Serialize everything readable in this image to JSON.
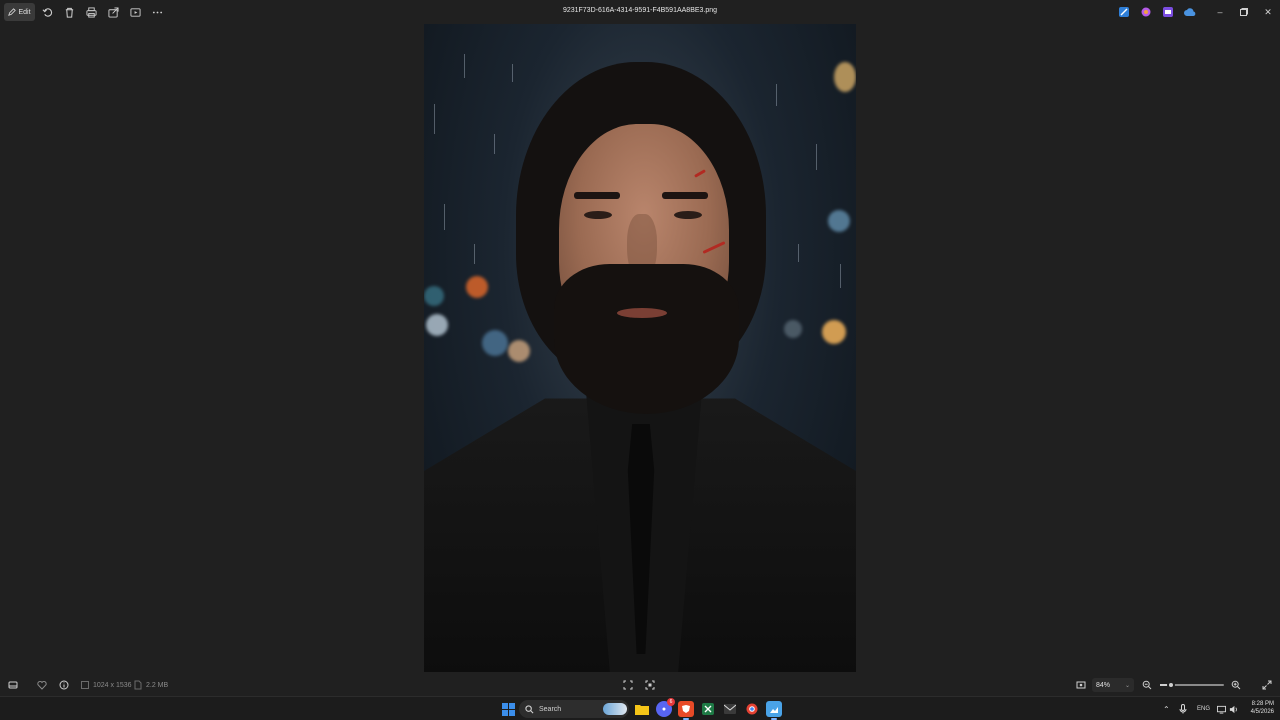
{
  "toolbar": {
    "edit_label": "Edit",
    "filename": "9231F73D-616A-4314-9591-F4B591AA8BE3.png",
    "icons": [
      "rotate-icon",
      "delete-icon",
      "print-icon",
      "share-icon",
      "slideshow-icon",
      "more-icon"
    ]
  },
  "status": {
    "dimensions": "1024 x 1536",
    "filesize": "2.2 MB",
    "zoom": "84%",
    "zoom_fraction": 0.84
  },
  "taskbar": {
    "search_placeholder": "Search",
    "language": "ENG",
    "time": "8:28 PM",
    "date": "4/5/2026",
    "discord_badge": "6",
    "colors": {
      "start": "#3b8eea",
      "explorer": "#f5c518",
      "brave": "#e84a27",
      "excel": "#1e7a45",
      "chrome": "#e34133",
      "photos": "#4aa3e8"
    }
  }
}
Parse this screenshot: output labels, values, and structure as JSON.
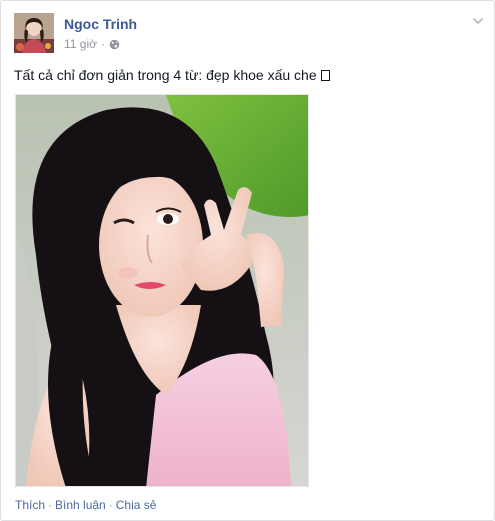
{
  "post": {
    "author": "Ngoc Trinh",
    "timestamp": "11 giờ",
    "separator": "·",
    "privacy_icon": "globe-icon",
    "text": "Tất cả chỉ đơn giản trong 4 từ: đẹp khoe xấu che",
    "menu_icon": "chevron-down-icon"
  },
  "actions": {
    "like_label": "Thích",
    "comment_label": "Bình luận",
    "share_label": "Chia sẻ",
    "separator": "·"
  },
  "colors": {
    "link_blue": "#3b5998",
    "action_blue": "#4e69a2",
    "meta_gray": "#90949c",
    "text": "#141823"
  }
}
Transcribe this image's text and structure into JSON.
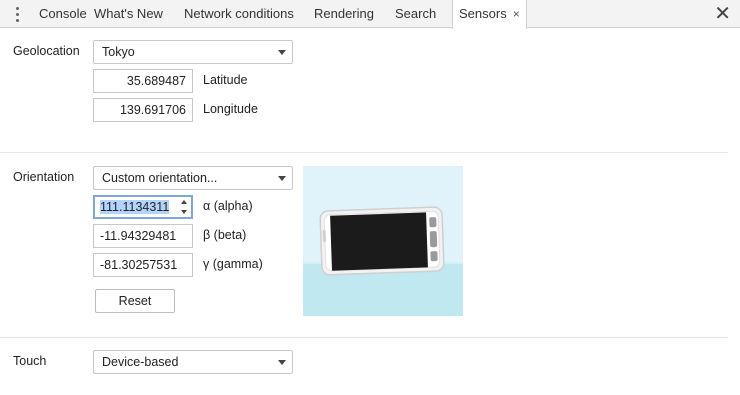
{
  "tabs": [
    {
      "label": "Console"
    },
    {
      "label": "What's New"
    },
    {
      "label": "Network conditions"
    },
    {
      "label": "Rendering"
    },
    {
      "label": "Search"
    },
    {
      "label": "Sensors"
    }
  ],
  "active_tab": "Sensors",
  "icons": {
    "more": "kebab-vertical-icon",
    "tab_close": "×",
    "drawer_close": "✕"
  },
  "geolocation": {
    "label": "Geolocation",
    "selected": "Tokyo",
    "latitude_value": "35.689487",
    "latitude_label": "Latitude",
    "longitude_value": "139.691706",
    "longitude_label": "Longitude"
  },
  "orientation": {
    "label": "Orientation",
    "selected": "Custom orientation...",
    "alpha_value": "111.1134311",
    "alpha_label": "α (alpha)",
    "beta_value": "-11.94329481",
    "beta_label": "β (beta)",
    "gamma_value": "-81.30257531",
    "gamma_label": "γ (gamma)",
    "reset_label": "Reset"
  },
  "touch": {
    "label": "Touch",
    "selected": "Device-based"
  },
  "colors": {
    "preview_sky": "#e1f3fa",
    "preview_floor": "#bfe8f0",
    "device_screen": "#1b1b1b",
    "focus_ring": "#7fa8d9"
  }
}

Exercise objective:
Write out each line of the data that holds the string "text".

Output:
    "text": "Tất cả chỉ đơn giản trong 4 từ: đẹp khoe xấu che",
    "text": "#141823"
Transcribe this image's text and structure into JSON.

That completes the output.